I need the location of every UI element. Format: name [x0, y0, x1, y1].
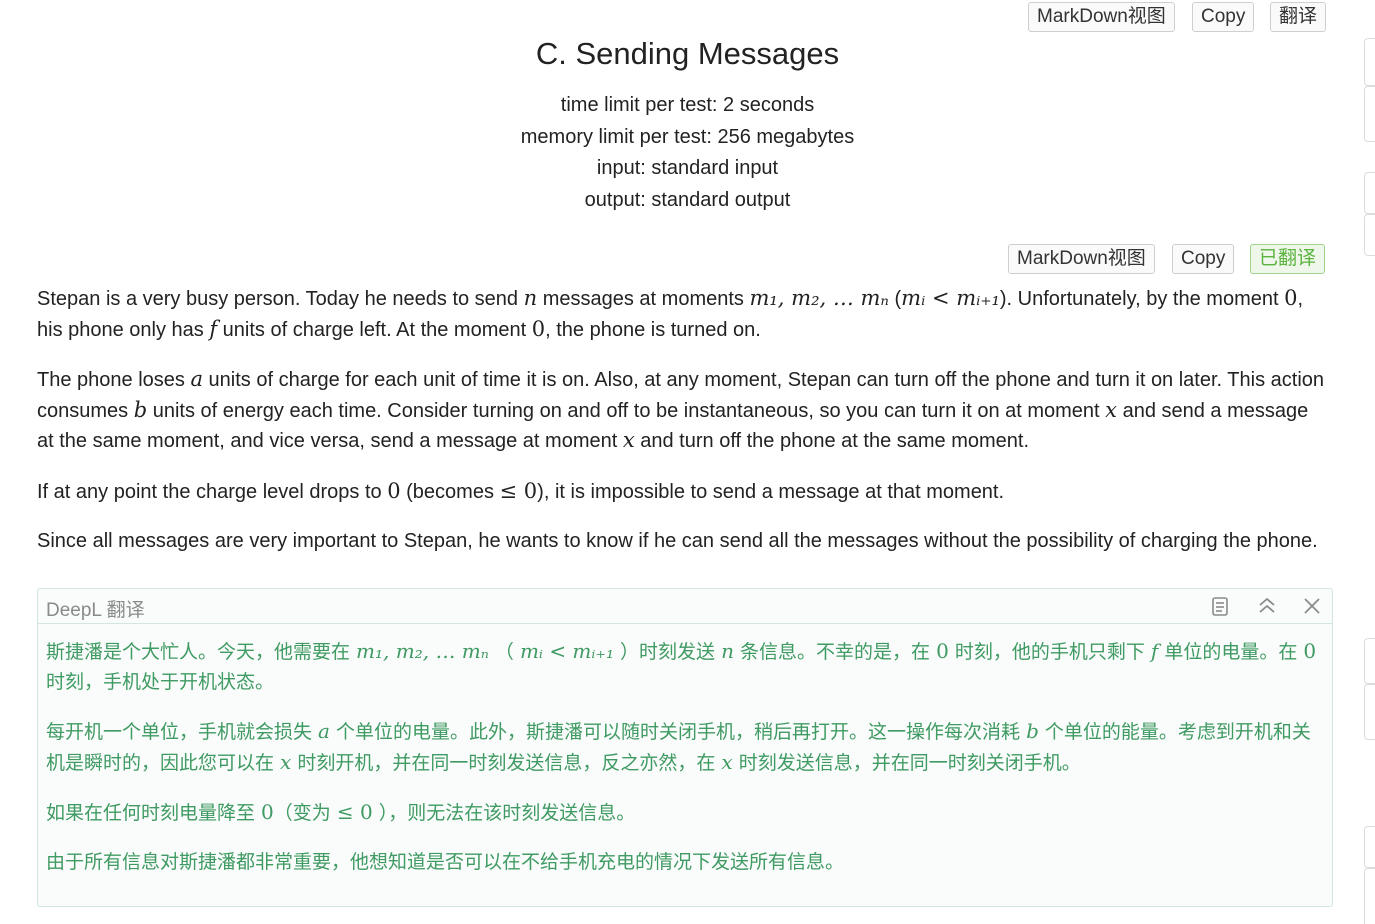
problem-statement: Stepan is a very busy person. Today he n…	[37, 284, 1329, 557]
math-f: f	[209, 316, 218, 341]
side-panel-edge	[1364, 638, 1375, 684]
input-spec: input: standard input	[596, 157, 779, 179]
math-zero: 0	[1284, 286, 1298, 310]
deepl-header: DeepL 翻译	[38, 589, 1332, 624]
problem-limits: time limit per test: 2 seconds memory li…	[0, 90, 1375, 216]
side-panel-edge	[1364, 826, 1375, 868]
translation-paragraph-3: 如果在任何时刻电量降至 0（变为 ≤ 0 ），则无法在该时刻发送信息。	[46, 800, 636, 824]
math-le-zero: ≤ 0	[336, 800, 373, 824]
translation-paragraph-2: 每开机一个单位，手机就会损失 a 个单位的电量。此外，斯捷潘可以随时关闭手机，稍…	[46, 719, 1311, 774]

::::

Update the material from the line with "problem-statement: Stepan is" up to and including the line with "problem-limits: time limit" by replacing "standard input" with "standard output". Leave everything else in those lines unchanged.

TASK SOLUTION:
problem-statement: Stepan is a very busy person. Today he n…	[37, 284, 1329, 557]
math-f: f	[209, 316, 218, 341]
side-panel-edge	[1364, 638, 1375, 684]
input-spec: input: standard output	[596, 157, 779, 179]
math-zero: 0	[1284, 286, 1298, 310]
deepl-header: DeepL 翻译	[38, 589, 1332, 624]
problem-limits: time limit per test: 2 seconds memory li…	[0, 90, 1375, 216]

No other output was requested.